## Start Data for the task

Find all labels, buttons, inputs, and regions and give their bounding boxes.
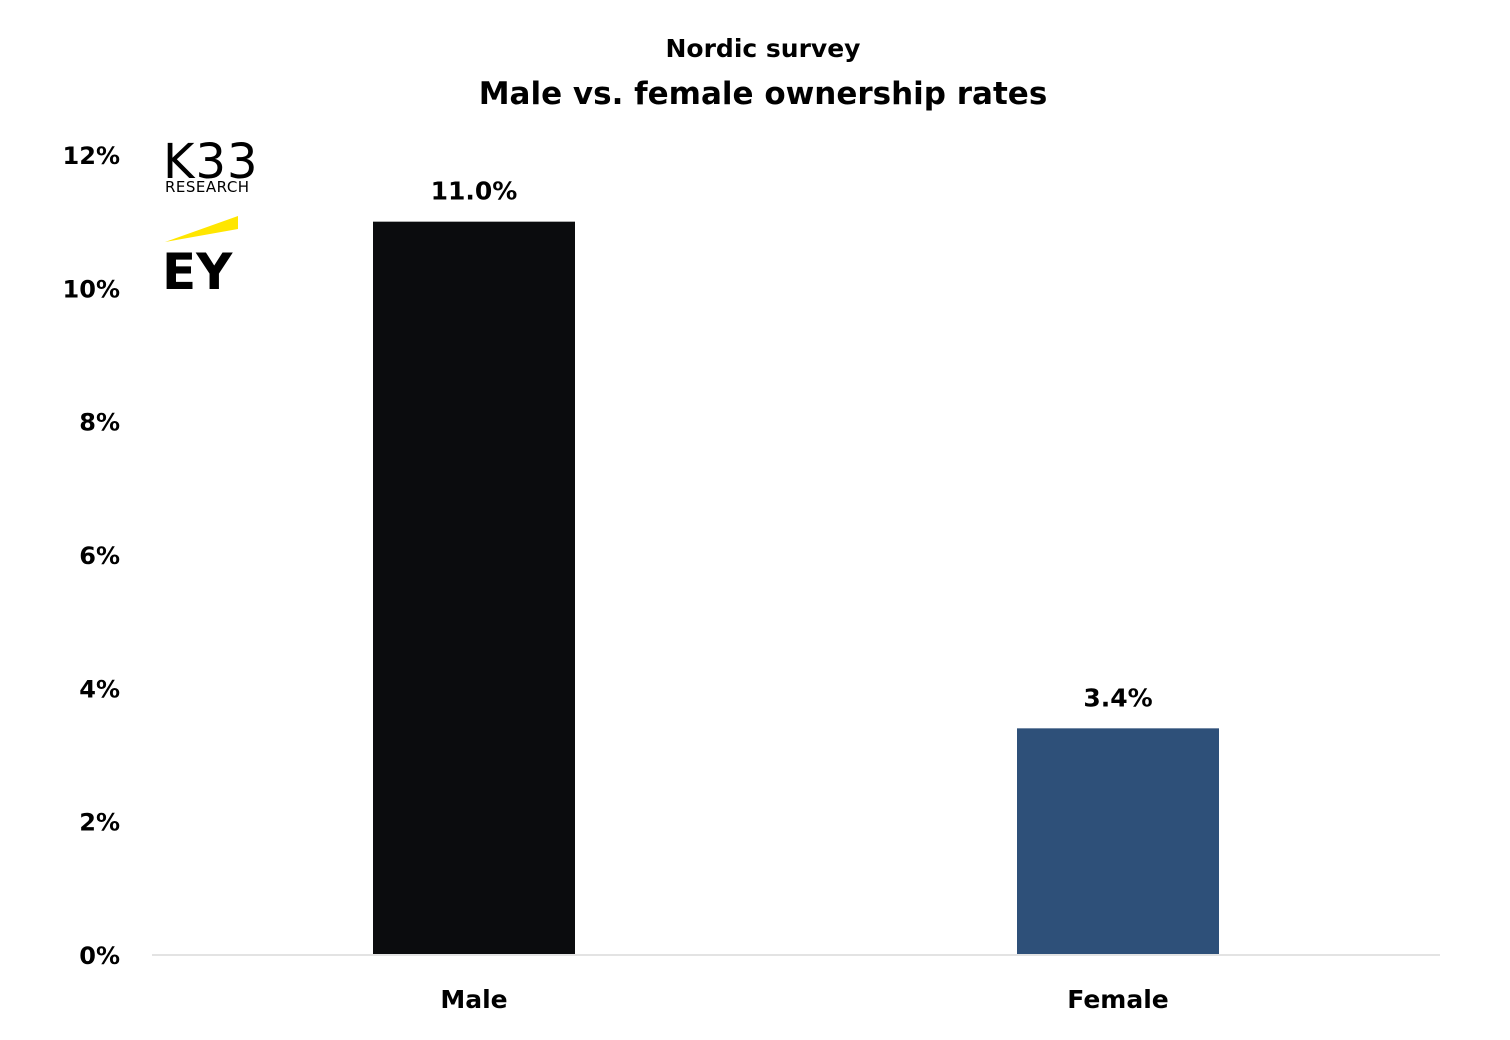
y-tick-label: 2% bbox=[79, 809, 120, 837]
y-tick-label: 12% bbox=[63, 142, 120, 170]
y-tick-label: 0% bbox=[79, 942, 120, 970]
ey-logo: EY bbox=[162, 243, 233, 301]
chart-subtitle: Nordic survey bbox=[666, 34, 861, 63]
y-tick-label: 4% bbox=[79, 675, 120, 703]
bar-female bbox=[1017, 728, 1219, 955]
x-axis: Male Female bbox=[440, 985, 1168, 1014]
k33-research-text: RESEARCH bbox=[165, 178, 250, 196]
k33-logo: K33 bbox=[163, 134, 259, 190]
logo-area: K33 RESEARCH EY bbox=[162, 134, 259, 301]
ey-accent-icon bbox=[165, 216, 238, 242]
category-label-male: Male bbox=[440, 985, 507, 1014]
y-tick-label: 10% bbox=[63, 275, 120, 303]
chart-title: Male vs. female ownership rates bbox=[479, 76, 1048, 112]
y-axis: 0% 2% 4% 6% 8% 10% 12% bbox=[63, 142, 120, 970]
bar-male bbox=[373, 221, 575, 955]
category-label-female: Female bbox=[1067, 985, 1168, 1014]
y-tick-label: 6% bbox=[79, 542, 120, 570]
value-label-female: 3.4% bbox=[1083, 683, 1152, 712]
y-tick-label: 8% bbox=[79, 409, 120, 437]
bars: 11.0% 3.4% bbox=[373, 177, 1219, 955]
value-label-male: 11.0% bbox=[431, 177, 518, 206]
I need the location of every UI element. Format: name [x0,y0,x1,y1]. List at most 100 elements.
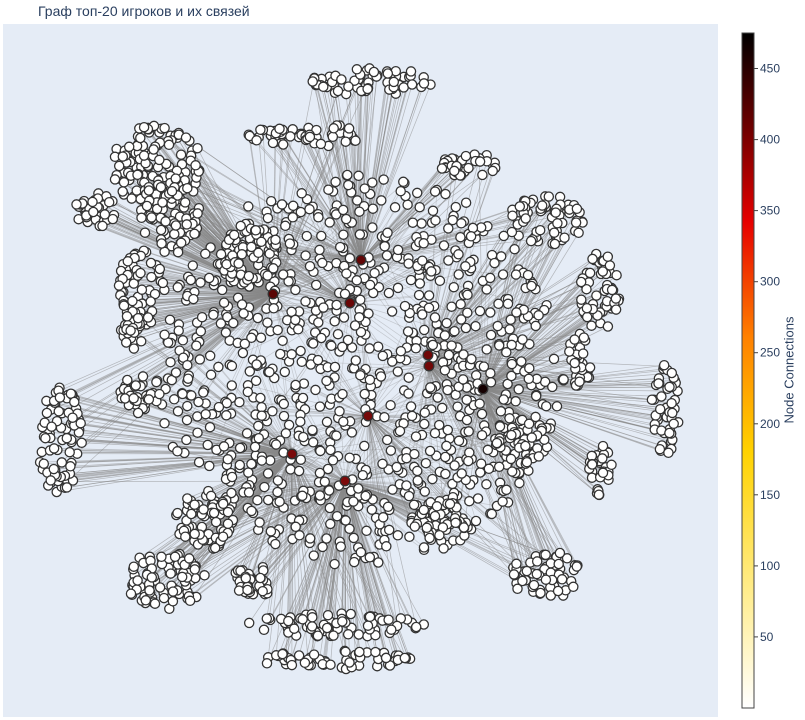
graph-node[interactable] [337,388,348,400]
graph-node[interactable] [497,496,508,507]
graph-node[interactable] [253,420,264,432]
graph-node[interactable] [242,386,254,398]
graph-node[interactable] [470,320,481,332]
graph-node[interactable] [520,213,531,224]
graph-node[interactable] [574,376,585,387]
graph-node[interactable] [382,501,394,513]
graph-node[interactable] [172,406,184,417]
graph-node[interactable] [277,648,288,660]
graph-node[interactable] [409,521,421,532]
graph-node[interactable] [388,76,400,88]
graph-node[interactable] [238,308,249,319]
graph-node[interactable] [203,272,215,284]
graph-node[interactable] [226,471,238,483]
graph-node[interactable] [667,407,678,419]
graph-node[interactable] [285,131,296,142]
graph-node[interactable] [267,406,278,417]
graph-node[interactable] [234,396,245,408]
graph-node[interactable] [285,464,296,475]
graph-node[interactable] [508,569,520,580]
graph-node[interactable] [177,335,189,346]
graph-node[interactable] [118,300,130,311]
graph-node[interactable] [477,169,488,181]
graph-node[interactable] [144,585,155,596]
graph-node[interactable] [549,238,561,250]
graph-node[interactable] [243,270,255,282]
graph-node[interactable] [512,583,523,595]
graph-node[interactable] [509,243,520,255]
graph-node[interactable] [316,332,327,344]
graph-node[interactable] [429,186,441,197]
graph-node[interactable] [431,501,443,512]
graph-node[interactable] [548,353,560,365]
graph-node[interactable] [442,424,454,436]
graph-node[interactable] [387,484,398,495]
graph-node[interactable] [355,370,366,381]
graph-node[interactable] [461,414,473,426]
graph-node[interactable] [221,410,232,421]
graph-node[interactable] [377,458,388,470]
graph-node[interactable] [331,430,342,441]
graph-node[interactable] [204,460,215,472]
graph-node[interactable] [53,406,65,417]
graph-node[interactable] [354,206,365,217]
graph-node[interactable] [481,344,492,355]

## End Data for the task

- **Exercise description**
Please rewrite all the records with every "graph-node" renamed to "network-node" and nothing else changed, leaving the pictures out.

- **Answer to the exercise**
Find all labels, buttons, inputs, and regions and give their bounding boxes.
y-tick-label: 2% bbox=[79, 809, 120, 837]
y-tick-label: 12% bbox=[63, 142, 120, 170]
y-tick-label: 0% bbox=[79, 942, 120, 970]
ey-logo: EY bbox=[162, 243, 233, 301]
chart-subtitle: Nordic survey bbox=[666, 34, 861, 63]
y-tick-label: 4% bbox=[79, 675, 120, 703]
bar-female bbox=[1017, 728, 1219, 955]
x-axis: Male Female bbox=[440, 985, 1168, 1014]
k33-research-text: RESEARCH bbox=[165, 178, 250, 196]
k33-logo: K33 bbox=[163, 134, 259, 190]
logo-area: K33 RESEARCH EY bbox=[162, 134, 259, 301]
ey-accent-icon bbox=[165, 216, 238, 242]
category-label-male: Male bbox=[440, 985, 507, 1014]
y-tick-label: 10% bbox=[63, 275, 120, 303]
chart-title: Male vs. female ownership rates bbox=[479, 76, 1048, 112]
y-axis: 0% 2% 4% 6% 8% 10% 12% bbox=[63, 142, 120, 970]
bar-male bbox=[373, 221, 575, 955]
category-label-female: Female bbox=[1067, 985, 1168, 1014]
y-tick-label: 6% bbox=[79, 542, 120, 570]
value-label-female: 3.4% bbox=[1083, 683, 1152, 712]
y-tick-label: 8% bbox=[79, 409, 120, 437]
bars: 11.0% 3.4% bbox=[373, 177, 1219, 955]
value-label-male: 11.0% bbox=[431, 177, 518, 206]
I need the location of every UI element. Format: name [x0,y0,x1,y1]. List at most 100 elements.
network-node[interactable] [337,388,348,400]
network-node[interactable] [497,496,508,507]
network-node[interactable] [253,420,264,432]
network-node[interactable] [242,386,254,398]
network-node[interactable] [470,320,481,332]
network-node[interactable] [520,213,531,224]
network-node[interactable] [574,376,585,387]
network-node[interactable] [382,501,394,513]
network-node[interactable] [172,406,184,417]
network-node[interactable] [277,648,288,660]
network-node[interactable] [409,521,421,532]
network-node[interactable] [388,76,400,88]
network-node[interactable] [238,308,249,319]
network-node[interactable] [203,272,215,284]
network-node[interactable] [226,471,238,483]
network-node[interactable] [667,407,678,419]
network-node[interactable] [285,131,296,142]
network-node[interactable] [267,406,278,417]
network-node[interactable] [234,396,245,408]
network-node[interactable] [285,464,296,475]
network-node[interactable] [508,569,520,580]
network-node[interactable] [177,335,189,346]
network-node[interactable] [118,300,130,311]
network-node[interactable] [477,169,488,181]
network-node[interactable] [144,585,155,596]
network-node[interactable] [549,238,561,250]
network-node[interactable] [243,270,255,282]
network-node[interactable] [512,583,523,595]
network-node[interactable] [509,243,520,255]
network-node[interactable] [316,332,327,344]
network-node[interactable] [429,186,441,197]
network-node[interactable] [431,501,443,512]
network-node[interactable] [548,353,560,365]
network-node[interactable] [442,424,454,436]
network-node[interactable] [387,484,398,495]
network-node[interactable] [355,370,366,381]
network-node[interactable] [461,414,473,426]
network-node[interactable] [221,410,232,421]
network-node[interactable] [377,458,388,470]
network-node[interactable] [331,430,342,441]
network-node[interactable] [204,460,215,472]
network-node[interactable] [53,406,65,417]
network-node[interactable] [354,206,365,217]
network-node[interactable] [481,344,492,355]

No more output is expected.